● What you should do
Only lines with the string "image" matter here; gather them from the material below.

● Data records
----------
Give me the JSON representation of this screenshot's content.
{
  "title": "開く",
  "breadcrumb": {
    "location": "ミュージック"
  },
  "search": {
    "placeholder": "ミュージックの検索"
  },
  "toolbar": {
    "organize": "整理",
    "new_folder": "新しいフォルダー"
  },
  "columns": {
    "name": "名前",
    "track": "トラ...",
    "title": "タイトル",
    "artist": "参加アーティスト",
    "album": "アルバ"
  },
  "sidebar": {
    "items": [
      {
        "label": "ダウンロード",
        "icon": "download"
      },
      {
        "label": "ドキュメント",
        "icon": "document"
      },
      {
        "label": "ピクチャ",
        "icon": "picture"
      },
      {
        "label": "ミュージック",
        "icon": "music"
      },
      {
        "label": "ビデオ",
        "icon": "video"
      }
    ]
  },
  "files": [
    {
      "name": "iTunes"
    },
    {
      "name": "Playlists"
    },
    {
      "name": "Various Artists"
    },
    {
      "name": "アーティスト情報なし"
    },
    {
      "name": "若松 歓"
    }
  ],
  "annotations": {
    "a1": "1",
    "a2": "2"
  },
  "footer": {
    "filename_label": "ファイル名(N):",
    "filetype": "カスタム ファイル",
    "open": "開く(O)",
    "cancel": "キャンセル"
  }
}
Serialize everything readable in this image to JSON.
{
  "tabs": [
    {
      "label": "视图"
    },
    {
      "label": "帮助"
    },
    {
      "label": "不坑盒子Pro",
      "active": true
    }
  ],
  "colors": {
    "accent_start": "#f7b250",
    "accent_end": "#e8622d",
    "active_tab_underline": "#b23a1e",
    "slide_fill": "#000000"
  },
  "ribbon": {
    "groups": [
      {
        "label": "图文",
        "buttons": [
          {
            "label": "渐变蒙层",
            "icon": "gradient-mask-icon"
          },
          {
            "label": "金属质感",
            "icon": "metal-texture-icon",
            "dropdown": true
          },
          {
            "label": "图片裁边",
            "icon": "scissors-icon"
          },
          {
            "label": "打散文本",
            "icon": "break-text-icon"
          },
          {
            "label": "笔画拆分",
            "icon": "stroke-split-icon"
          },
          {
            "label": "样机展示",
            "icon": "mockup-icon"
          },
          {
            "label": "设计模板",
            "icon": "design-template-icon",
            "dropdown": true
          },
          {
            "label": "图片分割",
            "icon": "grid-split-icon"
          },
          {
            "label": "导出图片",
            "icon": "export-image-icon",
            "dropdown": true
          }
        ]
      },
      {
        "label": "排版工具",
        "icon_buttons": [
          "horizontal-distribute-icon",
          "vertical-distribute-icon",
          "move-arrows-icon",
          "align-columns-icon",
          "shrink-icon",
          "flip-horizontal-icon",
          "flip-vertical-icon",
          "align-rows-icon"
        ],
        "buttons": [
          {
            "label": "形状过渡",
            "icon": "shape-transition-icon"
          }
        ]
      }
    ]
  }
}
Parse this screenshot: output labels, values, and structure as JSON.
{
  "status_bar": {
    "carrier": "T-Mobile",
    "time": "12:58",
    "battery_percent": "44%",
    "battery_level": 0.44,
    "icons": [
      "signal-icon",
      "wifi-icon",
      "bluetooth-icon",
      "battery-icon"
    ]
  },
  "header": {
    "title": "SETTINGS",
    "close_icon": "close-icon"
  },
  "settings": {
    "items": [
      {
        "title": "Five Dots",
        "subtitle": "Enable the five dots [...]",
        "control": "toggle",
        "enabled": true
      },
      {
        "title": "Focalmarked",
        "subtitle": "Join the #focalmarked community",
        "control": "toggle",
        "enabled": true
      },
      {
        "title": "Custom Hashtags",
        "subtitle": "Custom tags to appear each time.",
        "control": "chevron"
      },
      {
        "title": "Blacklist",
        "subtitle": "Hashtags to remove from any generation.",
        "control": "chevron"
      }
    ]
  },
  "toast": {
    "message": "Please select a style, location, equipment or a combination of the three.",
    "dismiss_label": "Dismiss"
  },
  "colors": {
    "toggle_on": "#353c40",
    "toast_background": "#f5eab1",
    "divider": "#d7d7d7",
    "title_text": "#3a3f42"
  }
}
----------
● Answer to this problem
Serialize everything readable in this image to JSON.
            "icon": "export-image-icon",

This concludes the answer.